Figure contents as structured data:
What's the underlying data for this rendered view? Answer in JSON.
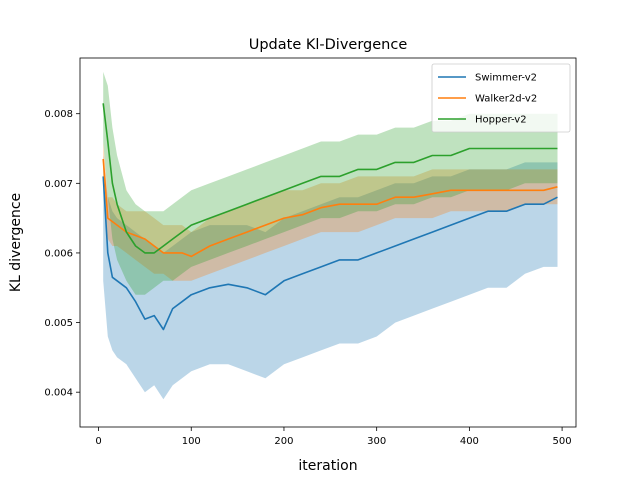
{
  "chart_data": {
    "type": "line",
    "title": "Update Kl-Divergence",
    "xlabel": "iteration",
    "ylabel": "KL divergence",
    "xlim": [
      -20,
      515
    ],
    "ylim": [
      0.0035,
      0.0088
    ],
    "xticks": [
      0,
      100,
      200,
      300,
      400,
      500
    ],
    "yticks": [
      0.004,
      0.005,
      0.006,
      0.007,
      0.008
    ],
    "xtick_labels": [
      "0",
      "100",
      "200",
      "300",
      "400",
      "500"
    ],
    "ytick_labels": [
      "0.004",
      "0.005",
      "0.006",
      "0.007",
      "0.008"
    ],
    "grid": false,
    "legend_position": "top-right",
    "series": [
      {
        "name": "Swimmer-v2",
        "color": "#1f77b4",
        "x": [
          5,
          10,
          15,
          20,
          30,
          40,
          50,
          60,
          70,
          80,
          90,
          100,
          120,
          140,
          160,
          180,
          200,
          220,
          240,
          260,
          280,
          300,
          320,
          340,
          360,
          380,
          400,
          420,
          440,
          460,
          480,
          495
        ],
        "mean": [
          0.0071,
          0.006,
          0.00565,
          0.0056,
          0.0055,
          0.0053,
          0.00505,
          0.0051,
          0.0049,
          0.0052,
          0.0053,
          0.0054,
          0.0055,
          0.00555,
          0.0055,
          0.0054,
          0.0056,
          0.0057,
          0.0058,
          0.0059,
          0.0059,
          0.006,
          0.0061,
          0.0062,
          0.0063,
          0.0064,
          0.0065,
          0.0066,
          0.0066,
          0.0067,
          0.0067,
          0.0068
        ],
        "lower": [
          0.0056,
          0.0048,
          0.0046,
          0.0045,
          0.0044,
          0.0042,
          0.004,
          0.0041,
          0.0039,
          0.0041,
          0.0042,
          0.0043,
          0.0044,
          0.0044,
          0.0043,
          0.0042,
          0.0044,
          0.0045,
          0.0046,
          0.0047,
          0.0047,
          0.0048,
          0.005,
          0.0051,
          0.0052,
          0.0053,
          0.0054,
          0.0055,
          0.0055,
          0.0057,
          0.0058,
          0.0058
        ],
        "upper": [
          0.0074,
          0.0068,
          0.0066,
          0.0065,
          0.0064,
          0.0063,
          0.0062,
          0.0061,
          0.006,
          0.0061,
          0.0062,
          0.0063,
          0.0064,
          0.0064,
          0.0064,
          0.0063,
          0.0065,
          0.0066,
          0.0067,
          0.0068,
          0.0068,
          0.0069,
          0.007,
          0.007,
          0.0071,
          0.0071,
          0.0072,
          0.0072,
          0.0072,
          0.0073,
          0.0073,
          0.0073
        ]
      },
      {
        "name": "Walker2d-v2",
        "color": "#ff7f0e",
        "x": [
          5,
          10,
          15,
          20,
          30,
          40,
          50,
          60,
          70,
          80,
          90,
          100,
          120,
          140,
          160,
          180,
          200,
          220,
          240,
          260,
          280,
          300,
          320,
          340,
          360,
          380,
          400,
          420,
          440,
          460,
          480,
          495
        ],
        "mean": [
          0.00735,
          0.0065,
          0.00645,
          0.0064,
          0.0063,
          0.00625,
          0.0062,
          0.0061,
          0.006,
          0.006,
          0.006,
          0.00595,
          0.0061,
          0.0062,
          0.0063,
          0.0064,
          0.0065,
          0.00655,
          0.00665,
          0.0067,
          0.0067,
          0.0067,
          0.0068,
          0.0068,
          0.00685,
          0.0069,
          0.0069,
          0.0069,
          0.0069,
          0.0069,
          0.0069,
          0.00695
        ],
        "lower": [
          0.0071,
          0.0062,
          0.0061,
          0.0061,
          0.006,
          0.0059,
          0.0058,
          0.0057,
          0.0057,
          0.0056,
          0.0056,
          0.0056,
          0.0057,
          0.0058,
          0.0059,
          0.006,
          0.0061,
          0.0062,
          0.0063,
          0.0063,
          0.0063,
          0.0064,
          0.0065,
          0.0065,
          0.0065,
          0.0066,
          0.0066,
          0.0066,
          0.0066,
          0.0067,
          0.0067,
          0.0067
        ],
        "upper": [
          0.0076,
          0.0068,
          0.0068,
          0.0067,
          0.0066,
          0.0066,
          0.0066,
          0.0065,
          0.0064,
          0.0064,
          0.0064,
          0.0063,
          0.0065,
          0.0066,
          0.0067,
          0.0068,
          0.0069,
          0.0069,
          0.007,
          0.007,
          0.0071,
          0.0071,
          0.0071,
          0.0071,
          0.0072,
          0.0072,
          0.0072,
          0.0072,
          0.0072,
          0.0072,
          0.0072,
          0.0072
        ]
      },
      {
        "name": "Hopper-v2",
        "color": "#2ca02c",
        "x": [
          5,
          10,
          15,
          20,
          30,
          40,
          50,
          60,
          70,
          80,
          90,
          100,
          120,
          140,
          160,
          180,
          200,
          220,
          240,
          260,
          280,
          300,
          320,
          340,
          360,
          380,
          400,
          420,
          440,
          460,
          480,
          495
        ],
        "mean": [
          0.00815,
          0.0076,
          0.007,
          0.0067,
          0.0063,
          0.0061,
          0.006,
          0.006,
          0.0061,
          0.0062,
          0.0063,
          0.0064,
          0.0065,
          0.0066,
          0.0067,
          0.0068,
          0.0069,
          0.007,
          0.0071,
          0.0071,
          0.0072,
          0.0072,
          0.0073,
          0.0073,
          0.0074,
          0.0074,
          0.0075,
          0.0075,
          0.0075,
          0.0075,
          0.0075,
          0.0075
        ],
        "lower": [
          0.0076,
          0.0068,
          0.0062,
          0.0059,
          0.0056,
          0.0054,
          0.0054,
          0.0055,
          0.0056,
          0.0056,
          0.0057,
          0.0058,
          0.0059,
          0.006,
          0.0061,
          0.0062,
          0.0063,
          0.0064,
          0.0065,
          0.0065,
          0.0066,
          0.0066,
          0.0067,
          0.0067,
          0.0068,
          0.0068,
          0.0069,
          0.0069,
          0.0069,
          0.007,
          0.007,
          0.007
        ],
        "upper": [
          0.0086,
          0.0084,
          0.0078,
          0.0074,
          0.0069,
          0.0067,
          0.0066,
          0.0066,
          0.0066,
          0.0067,
          0.0068,
          0.0069,
          0.007,
          0.0071,
          0.0072,
          0.0073,
          0.0074,
          0.0075,
          0.0076,
          0.0076,
          0.0077,
          0.0077,
          0.0078,
          0.0078,
          0.0079,
          0.0079,
          0.008,
          0.008,
          0.008,
          0.008,
          0.008,
          0.008
        ]
      }
    ]
  }
}
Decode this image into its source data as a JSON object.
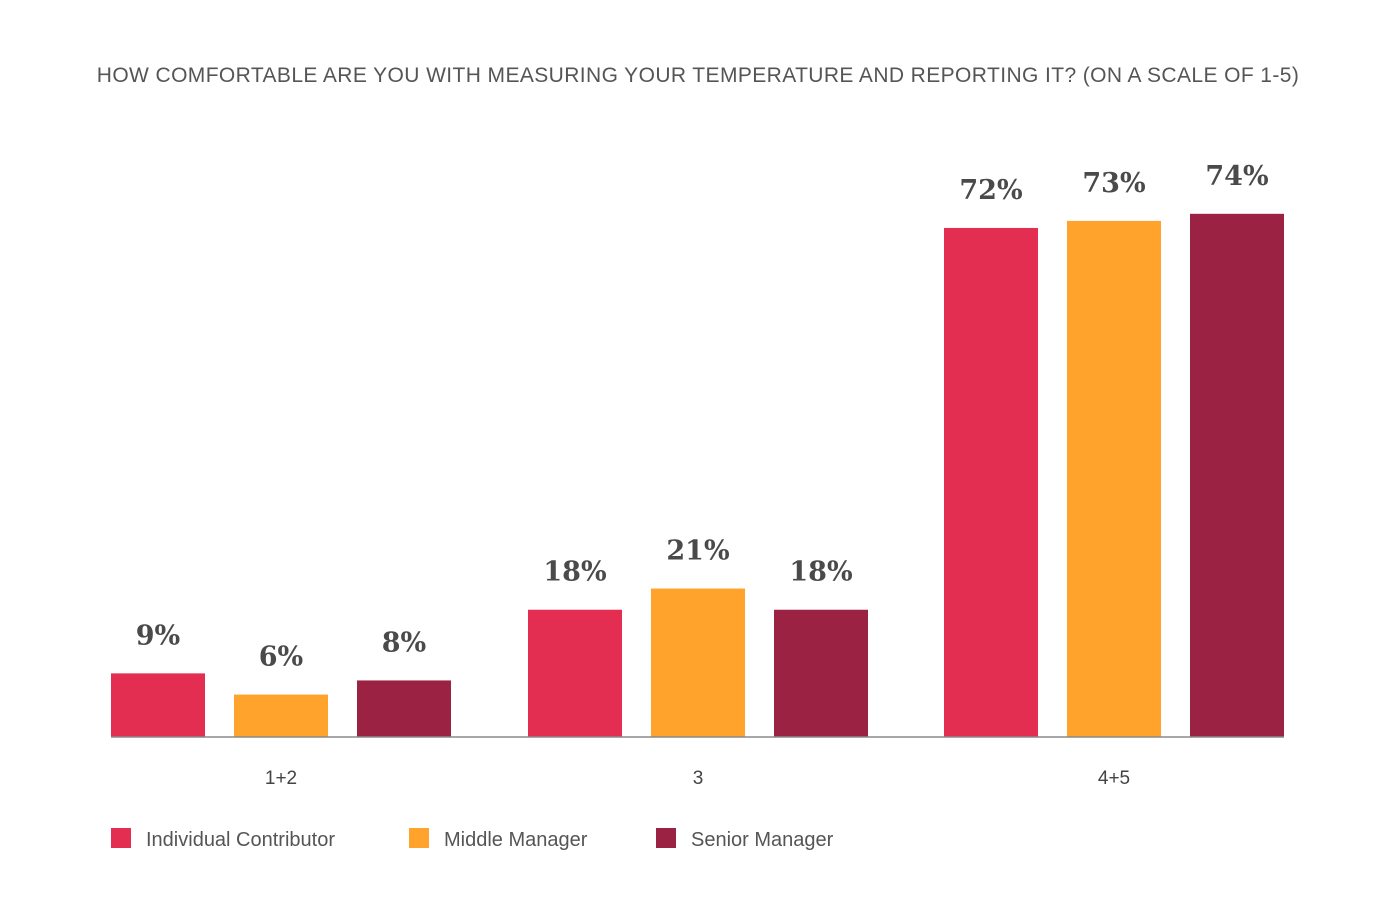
{
  "chart_data": {
    "type": "bar",
    "title": "HOW COMFORTABLE ARE YOU WITH MEASURING YOUR TEMPERATURE AND REPORTING IT? (ON A SCALE OF 1-5)",
    "xlabel": "",
    "ylabel": "",
    "categories": [
      "1+2",
      "3",
      "4+5"
    ],
    "ylim": [
      0,
      74
    ],
    "grid": false,
    "legend_position": "bottom-left",
    "series": [
      {
        "name": "Individual Contributor",
        "color": "#E32D51",
        "values": [
          9,
          18,
          72
        ],
        "labels": [
          "9%",
          "18%",
          "72%"
        ]
      },
      {
        "name": "Middle Manager",
        "color": "#FFA32D",
        "values": [
          6,
          21,
          73
        ],
        "labels": [
          "6%",
          "21%",
          "73%"
        ]
      },
      {
        "name": "Senior Manager",
        "color": "#9B2242",
        "values": [
          8,
          18,
          74
        ],
        "labels": [
          "8%",
          "18%",
          "74%"
        ]
      }
    ]
  }
}
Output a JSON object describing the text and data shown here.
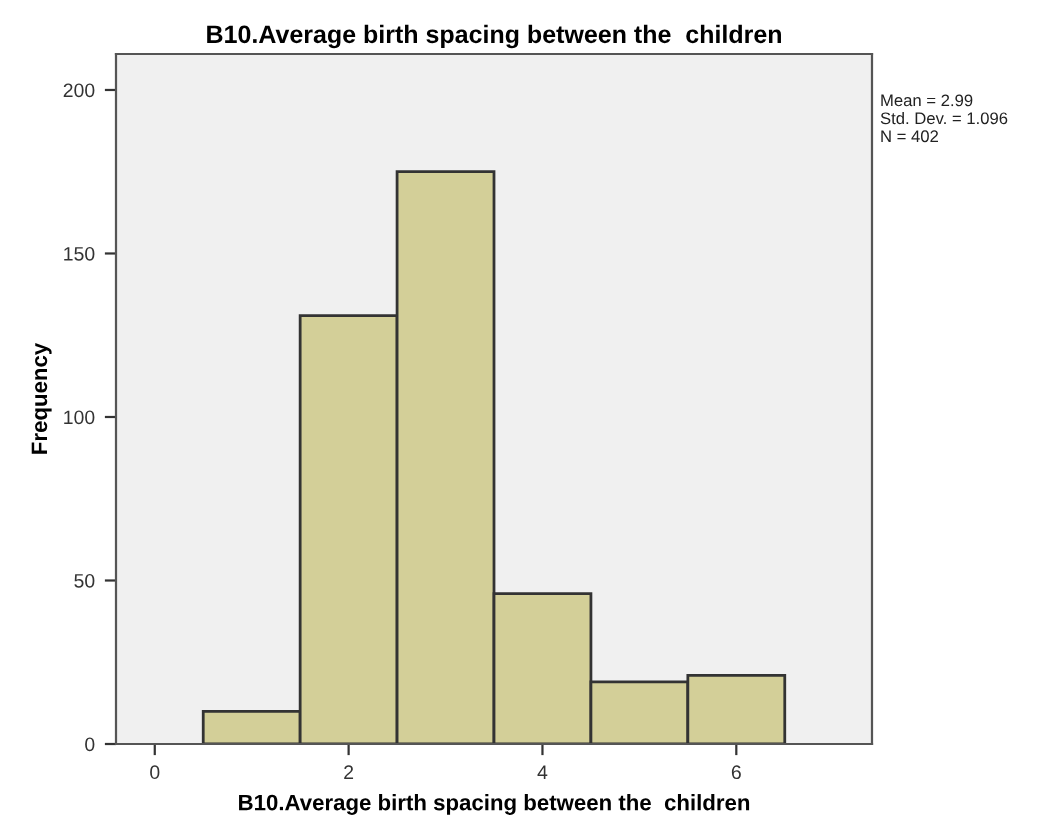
{
  "chart_data": {
    "type": "histogram",
    "title": "B10.Average birth spacing between the  children",
    "xlabel": "B10.Average birth spacing between the  children",
    "ylabel": "Frequency",
    "bins": [
      0.5,
      1.5,
      2.5,
      3.5,
      4.5,
      5.5,
      6.5
    ],
    "values": [
      10,
      131,
      175,
      46,
      19,
      21
    ],
    "color": "#d3cf98",
    "xlim": [
      -0.4,
      7.4
    ],
    "xticks": [
      0,
      2,
      4,
      6
    ],
    "ylim": [
      0,
      211
    ],
    "yticks": [
      0,
      50,
      100,
      150,
      200
    ],
    "grid": false,
    "annotations": [
      "Mean = 2.99\nStd. Dev. = 1.096\nN = 402"
    ]
  }
}
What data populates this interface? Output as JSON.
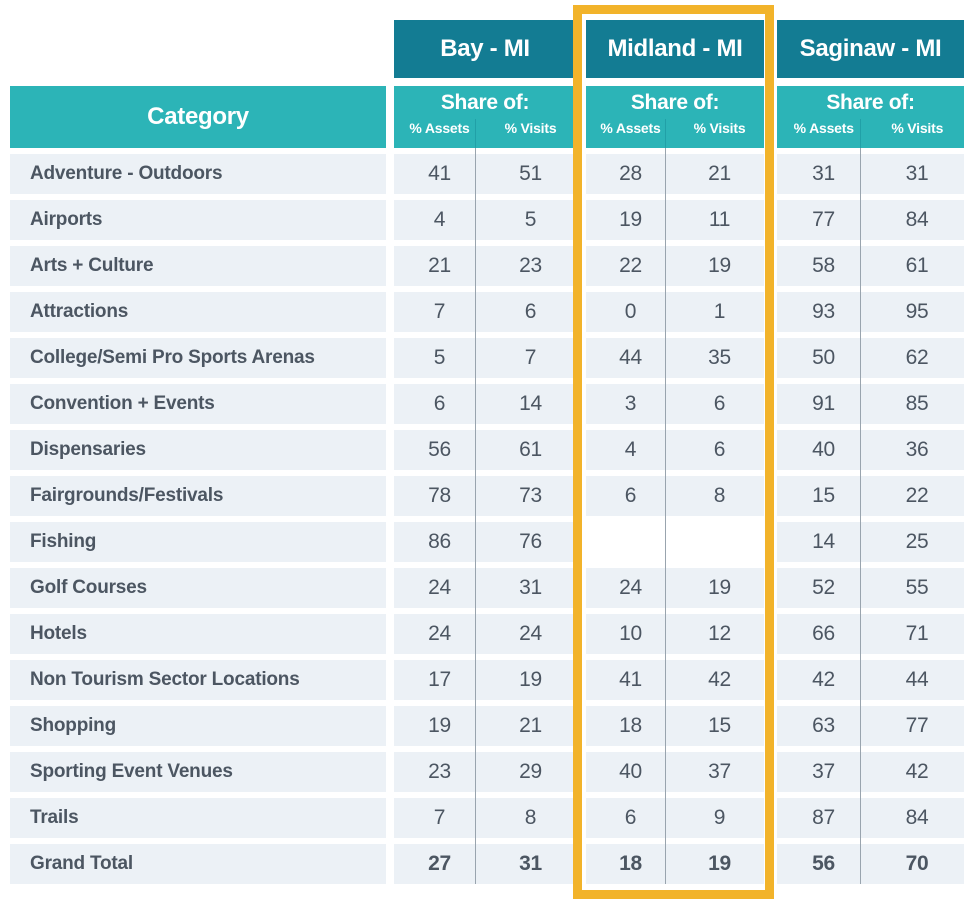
{
  "table": {
    "category_header": "Category",
    "regions": [
      {
        "name": "Bay - MI",
        "share_label": "Share of:",
        "sub_columns": [
          "% Assets",
          "% Visits"
        ]
      },
      {
        "name": "Midland - MI",
        "share_label": "Share of:",
        "sub_columns": [
          "% Assets",
          "% Visits"
        ]
      },
      {
        "name": "Saginaw - MI",
        "share_label": "Share of:",
        "sub_columns": [
          "% Assets",
          "% Visits"
        ]
      }
    ],
    "rows": [
      {
        "category": "Adventure - Outdoors",
        "values": [
          41,
          51,
          28,
          21,
          31,
          31
        ]
      },
      {
        "category": "Airports",
        "values": [
          4,
          5,
          19,
          11,
          77,
          84
        ]
      },
      {
        "category": "Arts + Culture",
        "values": [
          21,
          23,
          22,
          19,
          58,
          61
        ]
      },
      {
        "category": "Attractions",
        "values": [
          7,
          6,
          0,
          1,
          93,
          95
        ]
      },
      {
        "category": "College/Semi Pro Sports Arenas",
        "values": [
          5,
          7,
          44,
          35,
          50,
          62
        ]
      },
      {
        "category": "Convention + Events",
        "values": [
          6,
          14,
          3,
          6,
          91,
          85
        ]
      },
      {
        "category": "Dispensaries",
        "values": [
          56,
          61,
          4,
          6,
          40,
          36
        ]
      },
      {
        "category": "Fairgrounds/Festivals",
        "values": [
          78,
          73,
          6,
          8,
          15,
          22
        ]
      },
      {
        "category": "Fishing",
        "values": [
          86,
          76,
          null,
          null,
          14,
          25
        ]
      },
      {
        "category": "Golf Courses",
        "values": [
          24,
          31,
          24,
          19,
          52,
          55
        ]
      },
      {
        "category": "Hotels",
        "values": [
          24,
          24,
          10,
          12,
          66,
          71
        ]
      },
      {
        "category": "Non Tourism Sector Locations",
        "values": [
          17,
          19,
          41,
          42,
          42,
          44
        ]
      },
      {
        "category": "Shopping",
        "values": [
          19,
          21,
          18,
          15,
          63,
          77
        ]
      },
      {
        "category": "Sporting Event Venues",
        "values": [
          23,
          29,
          40,
          37,
          37,
          42
        ]
      },
      {
        "category": "Trails",
        "values": [
          7,
          8,
          6,
          9,
          87,
          84
        ]
      }
    ],
    "grand_total": {
      "category": "Grand Total",
      "values": [
        27,
        31,
        18,
        19,
        56,
        70
      ]
    }
  },
  "highlight": {
    "highlighted_region": "Midland - MI",
    "border_color": "#F2B32A"
  },
  "colors": {
    "region_header_bg": "#137C93",
    "subheader_bg": "#2CB4B7",
    "row_bg": "#ECF1F6",
    "text": "#4C5662",
    "divider": "#99A4AE",
    "highlight_border": "#F2B32A"
  },
  "chart_data": {
    "type": "table",
    "title": "",
    "columns": [
      "Category",
      "Bay - MI % Assets",
      "Bay - MI % Visits",
      "Midland - MI % Assets",
      "Midland - MI % Visits",
      "Saginaw - MI % Assets",
      "Saginaw - MI % Visits"
    ],
    "rows": [
      [
        "Adventure - Outdoors",
        41,
        51,
        28,
        21,
        31,
        31
      ],
      [
        "Airports",
        4,
        5,
        19,
        11,
        77,
        84
      ],
      [
        "Arts + Culture",
        21,
        23,
        22,
        19,
        58,
        61
      ],
      [
        "Attractions",
        7,
        6,
        0,
        1,
        93,
        95
      ],
      [
        "College/Semi Pro Sports Arenas",
        5,
        7,
        44,
        35,
        50,
        62
      ],
      [
        "Convention + Events",
        6,
        14,
        3,
        6,
        91,
        85
      ],
      [
        "Dispensaries",
        56,
        61,
        4,
        6,
        40,
        36
      ],
      [
        "Fairgrounds/Festivals",
        78,
        73,
        6,
        8,
        15,
        22
      ],
      [
        "Fishing",
        86,
        76,
        null,
        null,
        14,
        25
      ],
      [
        "Golf Courses",
        24,
        31,
        24,
        19,
        52,
        55
      ],
      [
        "Hotels",
        24,
        24,
        10,
        12,
        66,
        71
      ],
      [
        "Non Tourism Sector Locations",
        17,
        19,
        41,
        42,
        42,
        44
      ],
      [
        "Shopping",
        19,
        21,
        18,
        15,
        63,
        77
      ],
      [
        "Sporting Event Venues",
        23,
        29,
        40,
        37,
        37,
        42
      ],
      [
        "Trails",
        7,
        8,
        6,
        9,
        87,
        84
      ],
      [
        "Grand Total",
        27,
        31,
        18,
        19,
        56,
        70
      ]
    ],
    "legend_position": "none",
    "grid": false
  }
}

▸ **What needs to be done**:
Search the records above for the string "Sporting". Copy every line that contains it.

▸ **Full response**:
        "category": "Sporting Event Venues",
        "Sporting Event Venues",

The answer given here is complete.